SUPPLIED MATERIAL:
————————

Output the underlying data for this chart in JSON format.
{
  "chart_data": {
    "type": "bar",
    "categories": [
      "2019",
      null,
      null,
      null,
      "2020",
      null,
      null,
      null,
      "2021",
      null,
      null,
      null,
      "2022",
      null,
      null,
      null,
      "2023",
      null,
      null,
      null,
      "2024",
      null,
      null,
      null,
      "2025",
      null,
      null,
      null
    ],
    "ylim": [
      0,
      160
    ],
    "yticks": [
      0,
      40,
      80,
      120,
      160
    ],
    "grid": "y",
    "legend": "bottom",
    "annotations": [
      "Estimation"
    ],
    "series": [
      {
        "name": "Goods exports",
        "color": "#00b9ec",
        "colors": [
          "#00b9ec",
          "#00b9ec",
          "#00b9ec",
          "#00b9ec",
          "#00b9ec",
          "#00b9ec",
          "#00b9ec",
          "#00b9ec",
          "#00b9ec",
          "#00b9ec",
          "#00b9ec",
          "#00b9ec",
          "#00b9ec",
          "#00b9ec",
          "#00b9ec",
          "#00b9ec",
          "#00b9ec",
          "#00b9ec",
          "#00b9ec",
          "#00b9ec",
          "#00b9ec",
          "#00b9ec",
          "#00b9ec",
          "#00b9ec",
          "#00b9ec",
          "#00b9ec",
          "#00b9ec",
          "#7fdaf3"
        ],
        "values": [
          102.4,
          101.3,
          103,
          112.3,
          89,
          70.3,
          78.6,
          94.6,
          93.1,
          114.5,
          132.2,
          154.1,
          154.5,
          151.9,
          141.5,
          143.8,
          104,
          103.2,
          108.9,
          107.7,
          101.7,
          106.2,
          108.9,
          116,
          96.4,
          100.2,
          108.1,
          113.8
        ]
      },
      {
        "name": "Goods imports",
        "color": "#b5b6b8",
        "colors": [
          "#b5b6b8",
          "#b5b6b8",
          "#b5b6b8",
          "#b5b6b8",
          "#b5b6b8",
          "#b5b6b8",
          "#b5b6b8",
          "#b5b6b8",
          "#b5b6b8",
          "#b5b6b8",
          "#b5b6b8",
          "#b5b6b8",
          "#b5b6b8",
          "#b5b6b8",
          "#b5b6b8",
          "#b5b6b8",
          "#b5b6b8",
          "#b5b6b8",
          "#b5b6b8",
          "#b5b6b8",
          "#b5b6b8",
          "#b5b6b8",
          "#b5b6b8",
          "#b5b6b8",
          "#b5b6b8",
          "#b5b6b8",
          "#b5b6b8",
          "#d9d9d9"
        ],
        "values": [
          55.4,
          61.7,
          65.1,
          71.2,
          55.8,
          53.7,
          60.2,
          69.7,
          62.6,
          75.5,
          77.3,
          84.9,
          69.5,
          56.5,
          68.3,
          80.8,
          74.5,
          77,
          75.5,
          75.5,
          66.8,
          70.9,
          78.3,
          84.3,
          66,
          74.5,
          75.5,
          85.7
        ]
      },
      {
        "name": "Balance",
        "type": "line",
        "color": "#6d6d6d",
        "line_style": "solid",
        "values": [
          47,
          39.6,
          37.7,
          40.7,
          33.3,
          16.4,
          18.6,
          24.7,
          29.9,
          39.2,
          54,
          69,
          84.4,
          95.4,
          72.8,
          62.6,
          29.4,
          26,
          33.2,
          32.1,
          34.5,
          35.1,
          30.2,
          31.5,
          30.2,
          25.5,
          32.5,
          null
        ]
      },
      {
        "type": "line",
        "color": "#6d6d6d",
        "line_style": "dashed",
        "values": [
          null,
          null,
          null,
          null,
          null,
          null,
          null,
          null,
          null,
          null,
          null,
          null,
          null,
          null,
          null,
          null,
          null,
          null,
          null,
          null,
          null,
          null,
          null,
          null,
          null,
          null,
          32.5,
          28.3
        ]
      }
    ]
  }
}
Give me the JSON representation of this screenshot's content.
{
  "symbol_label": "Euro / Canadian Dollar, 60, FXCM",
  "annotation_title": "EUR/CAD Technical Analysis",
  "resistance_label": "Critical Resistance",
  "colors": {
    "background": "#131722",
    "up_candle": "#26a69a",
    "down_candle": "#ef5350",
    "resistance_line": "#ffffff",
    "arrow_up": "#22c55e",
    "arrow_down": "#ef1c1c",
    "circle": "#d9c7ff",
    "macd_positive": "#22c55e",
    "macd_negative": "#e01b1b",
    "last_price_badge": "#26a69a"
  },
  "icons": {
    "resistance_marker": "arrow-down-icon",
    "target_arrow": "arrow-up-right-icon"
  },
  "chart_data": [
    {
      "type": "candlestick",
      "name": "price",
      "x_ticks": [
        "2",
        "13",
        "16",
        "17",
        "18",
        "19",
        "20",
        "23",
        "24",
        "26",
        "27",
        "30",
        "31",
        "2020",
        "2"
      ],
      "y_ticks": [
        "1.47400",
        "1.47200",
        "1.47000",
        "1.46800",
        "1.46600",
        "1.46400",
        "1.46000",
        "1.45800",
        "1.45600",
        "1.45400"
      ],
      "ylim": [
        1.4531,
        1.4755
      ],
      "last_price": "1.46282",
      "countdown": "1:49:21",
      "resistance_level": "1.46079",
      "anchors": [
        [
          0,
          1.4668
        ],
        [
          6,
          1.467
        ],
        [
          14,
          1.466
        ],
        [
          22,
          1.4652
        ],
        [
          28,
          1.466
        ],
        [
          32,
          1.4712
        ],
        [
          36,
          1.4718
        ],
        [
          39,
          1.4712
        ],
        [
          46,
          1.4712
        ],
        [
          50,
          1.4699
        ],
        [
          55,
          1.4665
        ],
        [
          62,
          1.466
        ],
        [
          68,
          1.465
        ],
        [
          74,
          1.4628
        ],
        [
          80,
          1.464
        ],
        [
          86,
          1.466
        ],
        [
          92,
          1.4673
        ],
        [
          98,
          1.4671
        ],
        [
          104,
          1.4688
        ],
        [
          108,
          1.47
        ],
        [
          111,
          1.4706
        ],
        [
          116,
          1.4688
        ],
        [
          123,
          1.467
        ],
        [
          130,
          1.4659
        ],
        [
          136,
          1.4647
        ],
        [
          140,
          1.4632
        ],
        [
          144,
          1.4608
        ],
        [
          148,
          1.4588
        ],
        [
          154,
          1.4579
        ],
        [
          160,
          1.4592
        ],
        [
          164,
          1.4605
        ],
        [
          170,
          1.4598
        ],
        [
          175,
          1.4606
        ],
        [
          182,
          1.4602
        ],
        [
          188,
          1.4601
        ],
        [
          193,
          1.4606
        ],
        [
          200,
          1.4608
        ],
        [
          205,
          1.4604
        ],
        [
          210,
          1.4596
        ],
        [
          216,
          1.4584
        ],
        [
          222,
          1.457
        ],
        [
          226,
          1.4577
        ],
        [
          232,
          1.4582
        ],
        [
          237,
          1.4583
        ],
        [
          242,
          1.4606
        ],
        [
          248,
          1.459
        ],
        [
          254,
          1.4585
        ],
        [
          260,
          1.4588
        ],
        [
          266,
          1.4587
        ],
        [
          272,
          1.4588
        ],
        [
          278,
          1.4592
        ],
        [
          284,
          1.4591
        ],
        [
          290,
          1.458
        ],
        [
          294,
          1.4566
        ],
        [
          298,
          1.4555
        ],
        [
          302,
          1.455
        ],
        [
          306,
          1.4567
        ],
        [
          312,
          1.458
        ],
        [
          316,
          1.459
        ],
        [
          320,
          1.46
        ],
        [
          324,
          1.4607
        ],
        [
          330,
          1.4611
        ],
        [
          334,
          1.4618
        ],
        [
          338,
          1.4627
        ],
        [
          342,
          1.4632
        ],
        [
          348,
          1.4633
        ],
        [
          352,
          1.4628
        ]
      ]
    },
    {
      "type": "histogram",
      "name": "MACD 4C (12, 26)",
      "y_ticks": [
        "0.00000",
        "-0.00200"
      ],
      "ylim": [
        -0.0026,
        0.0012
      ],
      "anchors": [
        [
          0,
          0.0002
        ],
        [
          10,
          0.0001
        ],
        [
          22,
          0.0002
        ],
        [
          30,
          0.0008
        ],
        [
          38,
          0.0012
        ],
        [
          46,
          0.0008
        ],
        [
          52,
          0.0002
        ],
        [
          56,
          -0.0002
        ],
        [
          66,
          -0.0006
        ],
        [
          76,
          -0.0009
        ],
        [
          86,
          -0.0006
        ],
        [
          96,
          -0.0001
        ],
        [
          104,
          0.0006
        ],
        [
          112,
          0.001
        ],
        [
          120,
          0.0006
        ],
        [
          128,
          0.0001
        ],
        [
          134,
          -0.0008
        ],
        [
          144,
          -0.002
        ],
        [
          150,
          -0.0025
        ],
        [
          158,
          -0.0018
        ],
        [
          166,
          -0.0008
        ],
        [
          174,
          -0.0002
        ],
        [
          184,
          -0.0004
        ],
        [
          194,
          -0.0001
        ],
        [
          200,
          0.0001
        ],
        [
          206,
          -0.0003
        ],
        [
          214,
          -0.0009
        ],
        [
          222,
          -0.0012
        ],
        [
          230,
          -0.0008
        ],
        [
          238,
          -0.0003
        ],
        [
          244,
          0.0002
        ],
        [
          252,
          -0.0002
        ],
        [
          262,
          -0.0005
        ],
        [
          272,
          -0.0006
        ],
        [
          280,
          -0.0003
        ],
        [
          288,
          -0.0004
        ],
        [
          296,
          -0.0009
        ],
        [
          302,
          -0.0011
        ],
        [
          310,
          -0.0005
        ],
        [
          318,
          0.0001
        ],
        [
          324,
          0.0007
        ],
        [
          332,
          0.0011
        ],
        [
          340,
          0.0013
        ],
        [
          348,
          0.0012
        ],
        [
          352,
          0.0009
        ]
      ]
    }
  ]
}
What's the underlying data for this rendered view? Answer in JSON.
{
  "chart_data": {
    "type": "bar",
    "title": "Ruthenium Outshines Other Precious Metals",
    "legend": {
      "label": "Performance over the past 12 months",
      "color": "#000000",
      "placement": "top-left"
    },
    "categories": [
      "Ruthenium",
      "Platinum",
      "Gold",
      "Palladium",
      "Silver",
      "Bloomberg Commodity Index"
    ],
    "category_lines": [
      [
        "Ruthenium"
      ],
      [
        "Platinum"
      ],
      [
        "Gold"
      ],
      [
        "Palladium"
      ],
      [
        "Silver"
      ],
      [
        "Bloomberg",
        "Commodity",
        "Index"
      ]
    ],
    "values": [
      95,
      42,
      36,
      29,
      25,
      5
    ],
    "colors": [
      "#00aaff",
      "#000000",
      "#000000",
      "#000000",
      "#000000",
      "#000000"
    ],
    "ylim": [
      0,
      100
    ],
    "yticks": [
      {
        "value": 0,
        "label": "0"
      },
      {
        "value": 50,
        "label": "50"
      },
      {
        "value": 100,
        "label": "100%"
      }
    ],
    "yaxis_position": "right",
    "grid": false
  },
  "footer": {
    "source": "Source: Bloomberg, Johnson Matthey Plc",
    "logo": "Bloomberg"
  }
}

————————

WHAT YOU HAVE TO DO: Return each line of the listing that holds the string "Ruthenium".

OUTPUT FOR THIS EXERCISE:
    "title": "Ruthenium Outshines Other Precious Metals",
      "Ruthenium",
        "Ruthenium"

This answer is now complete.